> **TO DO**: Select all lines holding the word "well" from the entries that follow.

-------- EXERCISE INPUTS

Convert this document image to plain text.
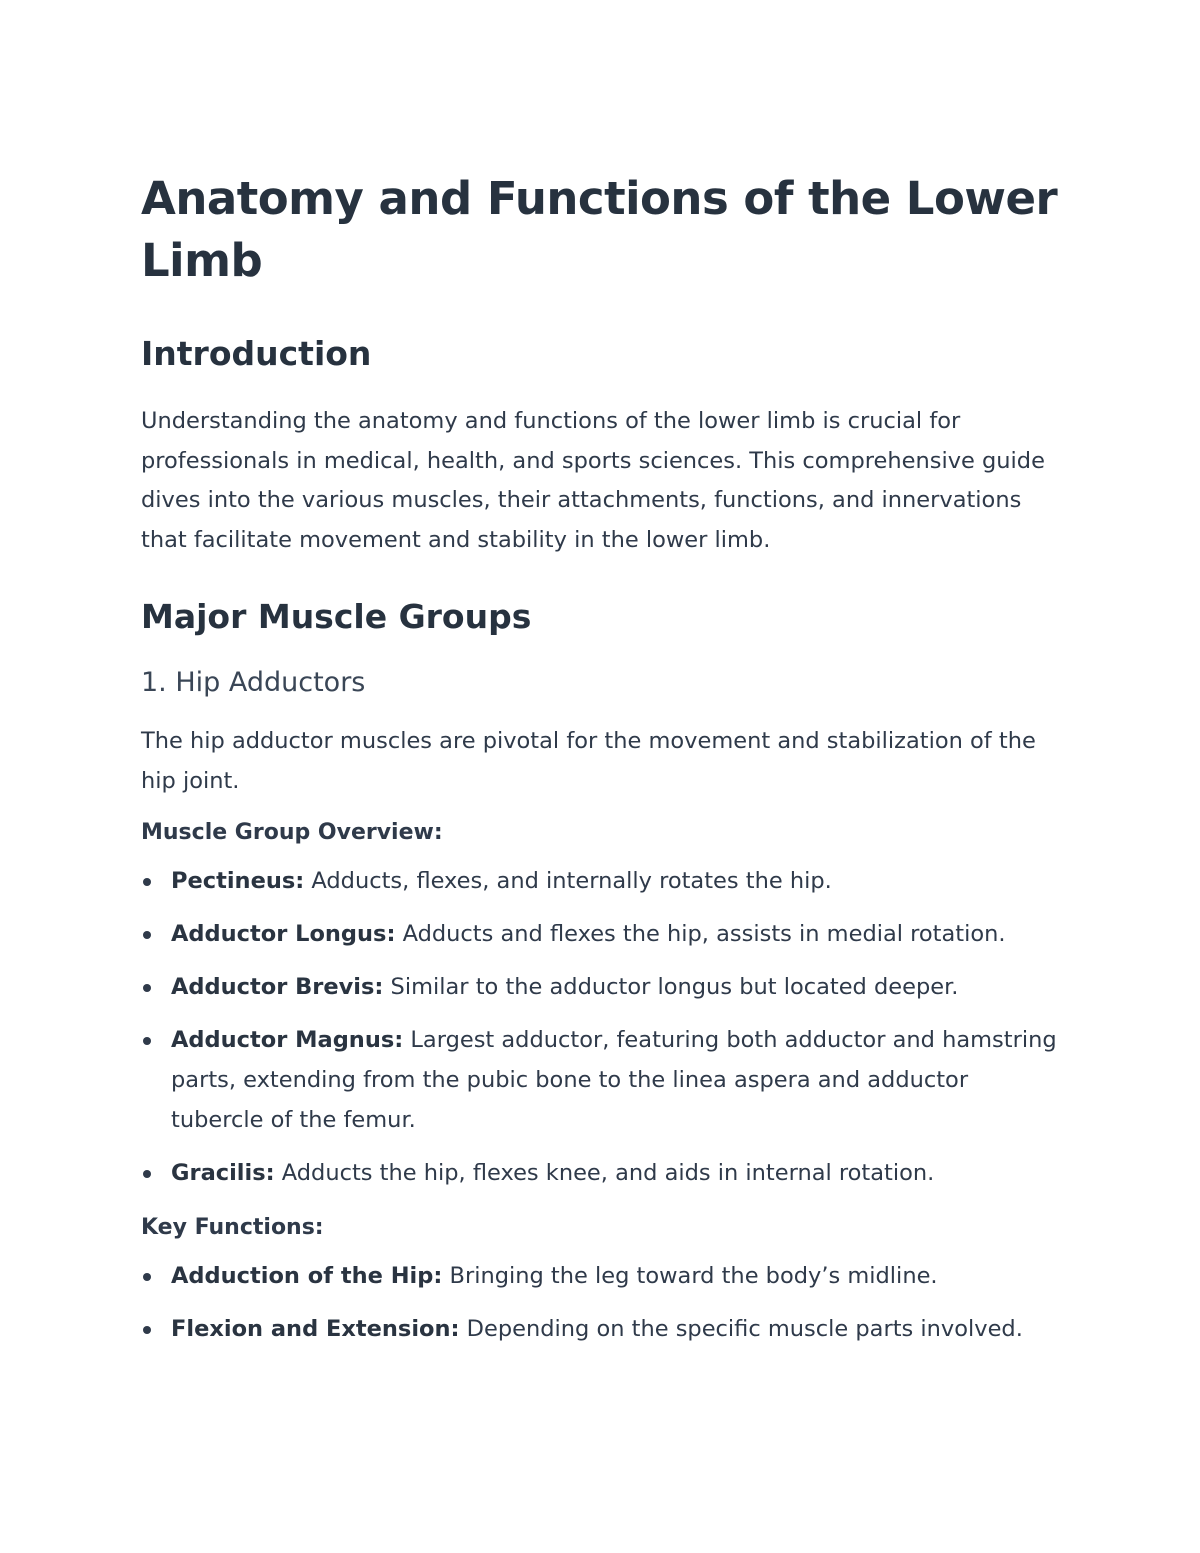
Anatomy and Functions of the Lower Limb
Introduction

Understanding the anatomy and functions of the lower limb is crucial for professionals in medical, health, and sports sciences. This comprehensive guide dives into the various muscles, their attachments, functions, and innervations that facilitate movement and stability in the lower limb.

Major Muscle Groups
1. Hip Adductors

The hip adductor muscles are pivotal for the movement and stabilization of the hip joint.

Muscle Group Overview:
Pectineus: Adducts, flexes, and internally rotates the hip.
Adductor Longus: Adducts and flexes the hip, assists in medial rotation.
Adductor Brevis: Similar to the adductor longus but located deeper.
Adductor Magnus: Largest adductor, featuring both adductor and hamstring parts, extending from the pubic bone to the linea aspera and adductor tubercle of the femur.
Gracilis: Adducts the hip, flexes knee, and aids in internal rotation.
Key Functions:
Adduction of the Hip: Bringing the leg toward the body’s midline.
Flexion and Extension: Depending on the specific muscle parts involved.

----------------
-------- EXERCISE INPUTS

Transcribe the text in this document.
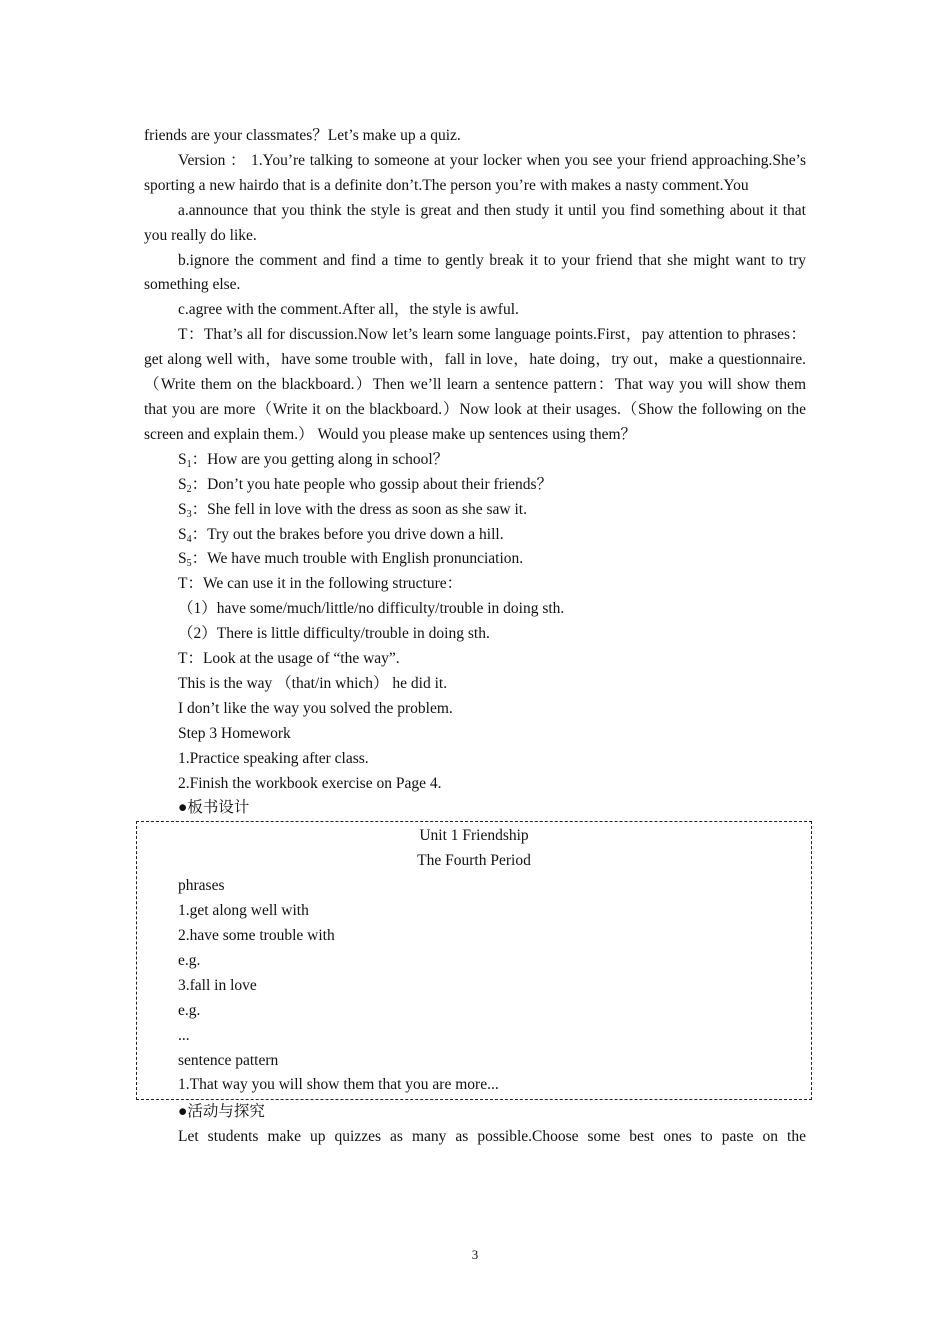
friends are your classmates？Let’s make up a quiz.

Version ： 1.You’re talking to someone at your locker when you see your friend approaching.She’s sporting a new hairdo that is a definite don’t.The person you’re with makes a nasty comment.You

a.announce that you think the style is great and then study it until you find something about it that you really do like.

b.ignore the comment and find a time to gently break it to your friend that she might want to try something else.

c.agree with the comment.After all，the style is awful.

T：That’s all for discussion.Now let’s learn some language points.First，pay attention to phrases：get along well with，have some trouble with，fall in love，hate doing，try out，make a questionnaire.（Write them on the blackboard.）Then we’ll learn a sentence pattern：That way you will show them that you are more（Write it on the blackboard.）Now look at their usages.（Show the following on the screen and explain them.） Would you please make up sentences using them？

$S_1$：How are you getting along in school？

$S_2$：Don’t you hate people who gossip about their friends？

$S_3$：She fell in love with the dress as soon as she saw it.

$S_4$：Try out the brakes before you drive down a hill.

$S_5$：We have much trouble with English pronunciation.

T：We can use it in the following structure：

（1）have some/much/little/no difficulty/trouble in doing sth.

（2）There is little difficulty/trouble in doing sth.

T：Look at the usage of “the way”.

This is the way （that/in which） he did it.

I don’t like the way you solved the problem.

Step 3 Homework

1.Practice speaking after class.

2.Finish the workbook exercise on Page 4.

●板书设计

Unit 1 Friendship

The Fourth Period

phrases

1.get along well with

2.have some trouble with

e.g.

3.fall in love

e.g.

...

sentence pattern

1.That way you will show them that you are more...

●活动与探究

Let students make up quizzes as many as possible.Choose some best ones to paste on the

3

----------------

> **REPLY**:
T：That’s all for discussion.Now let’s learn some language points.First，pay attention to phrases：get along well with，have some trouble with，fall in love，hate doing，try out，make a questionnaire.（Write them on the blackboard.）Then we’ll learn a sentence pattern：That way you will show them that you are more（Write it on the blackboard.）Now look at their usages.（Show the following on the screen and explain them.） Would you please make up sentences using them？
1.get along well with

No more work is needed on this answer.